> _Dataset rows_:
— Start —

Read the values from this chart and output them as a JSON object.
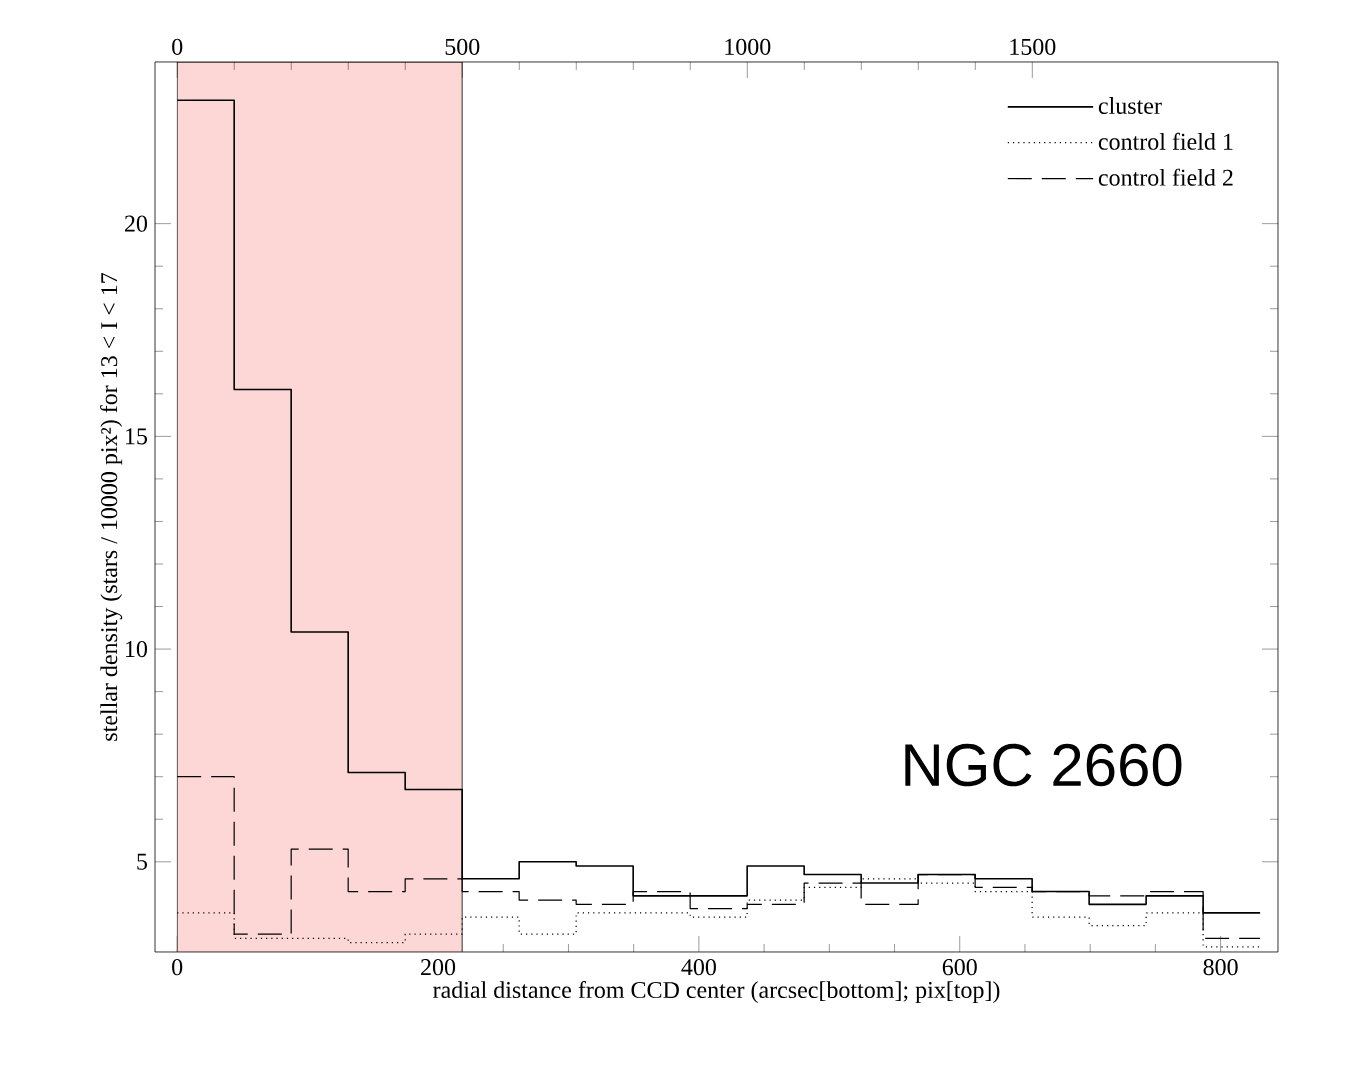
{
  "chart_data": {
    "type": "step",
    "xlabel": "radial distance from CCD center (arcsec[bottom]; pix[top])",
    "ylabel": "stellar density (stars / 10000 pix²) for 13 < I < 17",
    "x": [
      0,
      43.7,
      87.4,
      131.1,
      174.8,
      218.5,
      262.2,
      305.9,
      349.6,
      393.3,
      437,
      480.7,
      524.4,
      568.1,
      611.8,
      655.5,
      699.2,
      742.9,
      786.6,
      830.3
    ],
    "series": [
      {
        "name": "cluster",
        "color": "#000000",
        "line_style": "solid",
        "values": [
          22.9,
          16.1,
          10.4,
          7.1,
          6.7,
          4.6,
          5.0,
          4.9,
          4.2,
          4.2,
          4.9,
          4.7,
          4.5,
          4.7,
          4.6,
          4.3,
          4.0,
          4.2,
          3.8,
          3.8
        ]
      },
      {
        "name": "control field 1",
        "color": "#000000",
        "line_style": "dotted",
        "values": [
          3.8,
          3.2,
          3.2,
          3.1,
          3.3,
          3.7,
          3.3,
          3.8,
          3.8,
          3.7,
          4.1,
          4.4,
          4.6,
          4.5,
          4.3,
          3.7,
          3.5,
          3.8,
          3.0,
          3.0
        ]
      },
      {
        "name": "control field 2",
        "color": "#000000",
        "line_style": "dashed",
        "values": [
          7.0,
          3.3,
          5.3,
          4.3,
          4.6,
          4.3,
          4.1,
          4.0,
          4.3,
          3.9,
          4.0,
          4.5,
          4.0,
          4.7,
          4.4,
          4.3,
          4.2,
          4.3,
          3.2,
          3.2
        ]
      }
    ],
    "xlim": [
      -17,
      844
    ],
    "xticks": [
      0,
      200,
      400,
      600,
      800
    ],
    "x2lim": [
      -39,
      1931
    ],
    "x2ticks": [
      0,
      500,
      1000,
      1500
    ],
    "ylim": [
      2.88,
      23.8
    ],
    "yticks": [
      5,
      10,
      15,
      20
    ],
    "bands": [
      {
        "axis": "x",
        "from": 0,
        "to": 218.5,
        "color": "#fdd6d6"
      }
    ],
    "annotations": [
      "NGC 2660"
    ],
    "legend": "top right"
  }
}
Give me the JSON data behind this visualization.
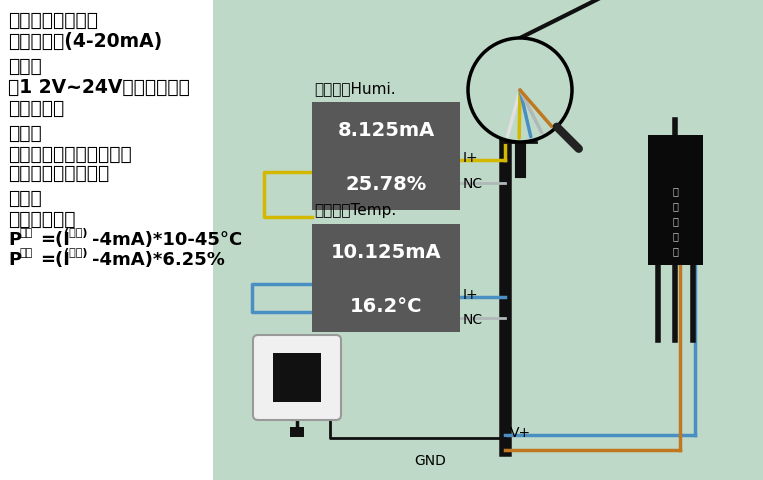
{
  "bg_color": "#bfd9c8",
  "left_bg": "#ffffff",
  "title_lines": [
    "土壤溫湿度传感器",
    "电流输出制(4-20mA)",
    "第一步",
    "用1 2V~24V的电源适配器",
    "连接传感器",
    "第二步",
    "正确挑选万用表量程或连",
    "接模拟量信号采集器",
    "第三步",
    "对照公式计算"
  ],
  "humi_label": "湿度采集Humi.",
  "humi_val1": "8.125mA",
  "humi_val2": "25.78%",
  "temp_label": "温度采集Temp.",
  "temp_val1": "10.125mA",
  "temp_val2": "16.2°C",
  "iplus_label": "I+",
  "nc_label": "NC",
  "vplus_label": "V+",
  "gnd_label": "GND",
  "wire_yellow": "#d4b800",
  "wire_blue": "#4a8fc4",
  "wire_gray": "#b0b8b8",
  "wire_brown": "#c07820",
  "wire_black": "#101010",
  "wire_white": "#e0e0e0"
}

— End —
— Start —

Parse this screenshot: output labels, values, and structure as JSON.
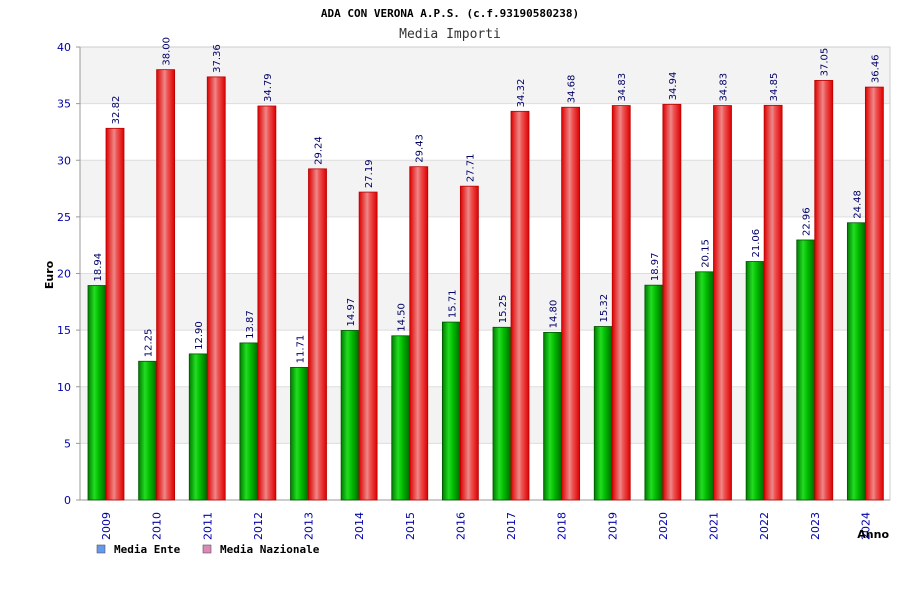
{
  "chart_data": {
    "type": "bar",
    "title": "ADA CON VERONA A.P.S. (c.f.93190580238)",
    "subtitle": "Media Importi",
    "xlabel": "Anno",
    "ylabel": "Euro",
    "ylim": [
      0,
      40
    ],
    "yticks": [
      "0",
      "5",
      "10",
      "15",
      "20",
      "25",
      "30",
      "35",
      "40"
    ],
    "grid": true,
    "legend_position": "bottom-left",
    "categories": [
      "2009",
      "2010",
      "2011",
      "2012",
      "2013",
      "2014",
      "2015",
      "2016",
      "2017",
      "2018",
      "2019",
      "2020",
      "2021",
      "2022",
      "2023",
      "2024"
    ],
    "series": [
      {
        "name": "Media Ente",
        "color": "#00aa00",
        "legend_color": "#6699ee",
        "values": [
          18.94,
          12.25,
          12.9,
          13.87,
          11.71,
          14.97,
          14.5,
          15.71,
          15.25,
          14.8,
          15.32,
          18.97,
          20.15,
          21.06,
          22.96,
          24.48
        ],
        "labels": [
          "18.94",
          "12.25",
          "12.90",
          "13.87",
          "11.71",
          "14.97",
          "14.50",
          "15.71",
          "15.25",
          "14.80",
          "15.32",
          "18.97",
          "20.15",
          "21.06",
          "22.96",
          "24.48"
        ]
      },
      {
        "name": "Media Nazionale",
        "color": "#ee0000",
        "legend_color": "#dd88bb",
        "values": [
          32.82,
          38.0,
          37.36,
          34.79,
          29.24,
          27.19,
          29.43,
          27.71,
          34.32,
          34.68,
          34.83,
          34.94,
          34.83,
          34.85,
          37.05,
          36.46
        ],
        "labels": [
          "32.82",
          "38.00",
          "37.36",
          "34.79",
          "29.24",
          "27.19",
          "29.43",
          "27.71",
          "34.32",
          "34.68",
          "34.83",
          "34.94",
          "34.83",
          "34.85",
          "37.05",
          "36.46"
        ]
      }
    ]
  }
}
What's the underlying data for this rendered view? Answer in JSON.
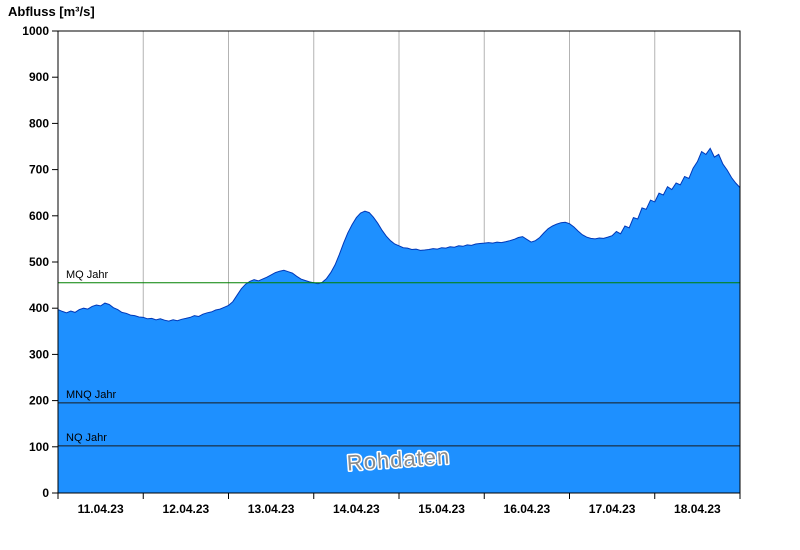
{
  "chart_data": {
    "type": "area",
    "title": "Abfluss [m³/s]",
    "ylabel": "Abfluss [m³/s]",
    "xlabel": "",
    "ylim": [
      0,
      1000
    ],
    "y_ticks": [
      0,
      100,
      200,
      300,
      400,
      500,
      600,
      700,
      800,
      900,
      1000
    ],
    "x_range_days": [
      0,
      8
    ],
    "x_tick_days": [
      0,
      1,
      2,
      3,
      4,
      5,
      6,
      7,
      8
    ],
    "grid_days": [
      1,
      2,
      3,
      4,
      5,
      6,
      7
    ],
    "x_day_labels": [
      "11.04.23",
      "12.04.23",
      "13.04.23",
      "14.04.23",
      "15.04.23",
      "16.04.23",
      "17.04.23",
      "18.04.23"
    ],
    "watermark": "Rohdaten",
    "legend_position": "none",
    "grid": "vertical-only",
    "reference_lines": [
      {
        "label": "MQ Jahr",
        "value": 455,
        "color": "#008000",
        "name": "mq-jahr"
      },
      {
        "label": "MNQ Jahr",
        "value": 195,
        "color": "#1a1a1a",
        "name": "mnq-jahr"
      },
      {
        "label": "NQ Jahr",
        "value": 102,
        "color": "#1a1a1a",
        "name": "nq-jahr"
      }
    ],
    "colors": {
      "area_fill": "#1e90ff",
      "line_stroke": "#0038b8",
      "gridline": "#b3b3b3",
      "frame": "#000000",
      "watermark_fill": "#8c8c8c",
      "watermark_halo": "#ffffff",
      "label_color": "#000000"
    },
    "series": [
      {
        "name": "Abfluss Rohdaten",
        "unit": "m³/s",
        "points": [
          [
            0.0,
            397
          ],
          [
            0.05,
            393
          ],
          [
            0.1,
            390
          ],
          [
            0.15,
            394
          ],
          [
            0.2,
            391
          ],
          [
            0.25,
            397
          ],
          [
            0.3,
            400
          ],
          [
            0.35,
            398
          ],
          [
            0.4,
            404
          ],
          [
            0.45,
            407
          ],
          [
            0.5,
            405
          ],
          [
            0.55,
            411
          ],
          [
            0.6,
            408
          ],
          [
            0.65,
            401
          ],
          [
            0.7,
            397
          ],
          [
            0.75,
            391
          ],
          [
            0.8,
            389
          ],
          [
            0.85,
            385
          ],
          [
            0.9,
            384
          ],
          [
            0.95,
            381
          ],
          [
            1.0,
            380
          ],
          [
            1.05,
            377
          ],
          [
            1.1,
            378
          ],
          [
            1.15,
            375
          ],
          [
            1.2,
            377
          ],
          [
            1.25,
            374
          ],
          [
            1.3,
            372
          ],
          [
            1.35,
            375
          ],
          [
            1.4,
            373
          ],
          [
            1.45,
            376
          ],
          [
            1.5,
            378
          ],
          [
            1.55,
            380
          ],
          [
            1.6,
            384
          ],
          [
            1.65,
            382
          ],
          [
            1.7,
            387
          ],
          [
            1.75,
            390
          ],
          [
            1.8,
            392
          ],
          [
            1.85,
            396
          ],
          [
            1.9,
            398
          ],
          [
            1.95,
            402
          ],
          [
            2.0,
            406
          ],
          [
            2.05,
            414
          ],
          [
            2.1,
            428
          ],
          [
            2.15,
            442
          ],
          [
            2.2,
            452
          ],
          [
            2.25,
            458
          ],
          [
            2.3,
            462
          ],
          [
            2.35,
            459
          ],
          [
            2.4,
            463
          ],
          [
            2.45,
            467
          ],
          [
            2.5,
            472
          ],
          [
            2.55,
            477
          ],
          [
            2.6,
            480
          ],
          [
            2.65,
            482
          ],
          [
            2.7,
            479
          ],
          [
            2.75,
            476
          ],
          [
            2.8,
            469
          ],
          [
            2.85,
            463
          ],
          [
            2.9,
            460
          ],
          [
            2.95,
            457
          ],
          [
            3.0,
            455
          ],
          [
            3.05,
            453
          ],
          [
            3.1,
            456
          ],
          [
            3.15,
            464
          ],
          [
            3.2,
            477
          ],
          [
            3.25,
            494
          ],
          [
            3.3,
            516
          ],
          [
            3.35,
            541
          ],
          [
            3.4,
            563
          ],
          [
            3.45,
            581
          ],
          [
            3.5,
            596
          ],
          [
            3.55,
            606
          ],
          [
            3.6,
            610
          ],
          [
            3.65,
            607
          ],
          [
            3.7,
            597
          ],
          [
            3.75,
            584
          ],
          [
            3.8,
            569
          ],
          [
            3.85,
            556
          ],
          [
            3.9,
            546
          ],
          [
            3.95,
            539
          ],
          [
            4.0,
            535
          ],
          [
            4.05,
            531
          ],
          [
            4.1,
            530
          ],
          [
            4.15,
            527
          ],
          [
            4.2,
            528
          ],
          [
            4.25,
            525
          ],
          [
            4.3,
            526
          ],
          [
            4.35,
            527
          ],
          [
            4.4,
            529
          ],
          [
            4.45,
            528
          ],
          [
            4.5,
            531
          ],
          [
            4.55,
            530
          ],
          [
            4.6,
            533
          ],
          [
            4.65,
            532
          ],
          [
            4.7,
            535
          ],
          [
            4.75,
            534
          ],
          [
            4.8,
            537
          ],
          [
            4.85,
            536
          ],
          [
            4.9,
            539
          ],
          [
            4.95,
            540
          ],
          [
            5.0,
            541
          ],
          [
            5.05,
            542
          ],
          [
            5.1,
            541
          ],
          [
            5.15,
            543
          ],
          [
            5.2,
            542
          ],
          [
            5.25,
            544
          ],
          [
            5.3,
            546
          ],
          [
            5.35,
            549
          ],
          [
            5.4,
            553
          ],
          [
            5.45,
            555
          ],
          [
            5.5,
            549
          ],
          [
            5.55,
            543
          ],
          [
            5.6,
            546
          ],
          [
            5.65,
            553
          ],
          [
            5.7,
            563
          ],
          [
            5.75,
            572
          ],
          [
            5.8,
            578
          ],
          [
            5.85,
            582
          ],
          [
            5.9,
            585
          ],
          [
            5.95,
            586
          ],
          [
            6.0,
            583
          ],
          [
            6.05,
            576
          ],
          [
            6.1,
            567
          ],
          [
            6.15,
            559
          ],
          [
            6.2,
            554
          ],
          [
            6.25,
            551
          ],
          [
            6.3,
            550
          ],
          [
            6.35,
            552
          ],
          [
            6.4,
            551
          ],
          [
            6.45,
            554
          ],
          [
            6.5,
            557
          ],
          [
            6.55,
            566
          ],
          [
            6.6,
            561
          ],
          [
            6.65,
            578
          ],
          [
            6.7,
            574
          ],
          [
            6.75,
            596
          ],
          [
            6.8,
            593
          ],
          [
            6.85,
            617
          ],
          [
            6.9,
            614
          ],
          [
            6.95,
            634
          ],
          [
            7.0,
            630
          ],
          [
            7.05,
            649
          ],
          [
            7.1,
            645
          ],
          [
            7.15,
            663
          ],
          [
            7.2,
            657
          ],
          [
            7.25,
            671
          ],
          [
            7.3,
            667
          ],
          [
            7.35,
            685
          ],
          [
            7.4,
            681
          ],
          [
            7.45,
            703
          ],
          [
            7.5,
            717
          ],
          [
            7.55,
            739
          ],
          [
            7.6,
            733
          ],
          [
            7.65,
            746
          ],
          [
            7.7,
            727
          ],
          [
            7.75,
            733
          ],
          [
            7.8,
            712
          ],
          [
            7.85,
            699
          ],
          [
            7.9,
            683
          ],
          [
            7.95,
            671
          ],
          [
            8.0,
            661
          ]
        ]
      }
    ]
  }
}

— End —

> _AIM_: Go through the listing above and return every line where the word "bottom" occurs.

> _OUTPUT OF THE TASK_:
    "xlabel": "radial distance from CCD center (arcsec[bottom]; pix[top])",
    "legend_position": "bottom-left",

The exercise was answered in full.